Reproduce all of the listing below without alteration.

## Listed records

———

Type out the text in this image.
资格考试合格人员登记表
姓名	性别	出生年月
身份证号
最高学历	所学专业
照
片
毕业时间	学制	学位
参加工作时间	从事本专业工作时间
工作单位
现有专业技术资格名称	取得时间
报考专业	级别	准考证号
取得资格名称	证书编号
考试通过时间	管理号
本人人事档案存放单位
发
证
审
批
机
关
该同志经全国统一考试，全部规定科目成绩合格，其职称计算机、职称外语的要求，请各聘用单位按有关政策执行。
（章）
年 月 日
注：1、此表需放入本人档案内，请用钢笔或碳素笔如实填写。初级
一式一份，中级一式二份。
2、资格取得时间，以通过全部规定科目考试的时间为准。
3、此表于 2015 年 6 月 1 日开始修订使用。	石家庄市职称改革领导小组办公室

———

## Worked solution
Type out the text in this image.
资格考试合格人员登记表
姓名	性别	出生年月
身份证号
最高学历	所学专业
照
片
毕业时间	学制	学位
参加工作时间	从事本专业工作时间
工作单位
现有专业技术资格名称	取得时间
报考专业	级别	准考证号
取得资格名称	证书编号
考试通过时间	管理号
本人人事档案存放单位
发
证
审
批
机
关
该同志经全国统一考试，全部规定科目成绩合格，其职称计算机、职称外语的要求，请各聘用单位按有关政策执行。
（章）
年 月 日
注：1、此表需放入本人档案内，请用钢笔或碳素笔如实填写。初级
一式一份，中级一式二份。
2、资格取得时间，以通过全部规定科目考试的时间为准。
3、此表于 2015 年 6 月 1 日开始修订使用。	石家庄市职称改革领导小组办公室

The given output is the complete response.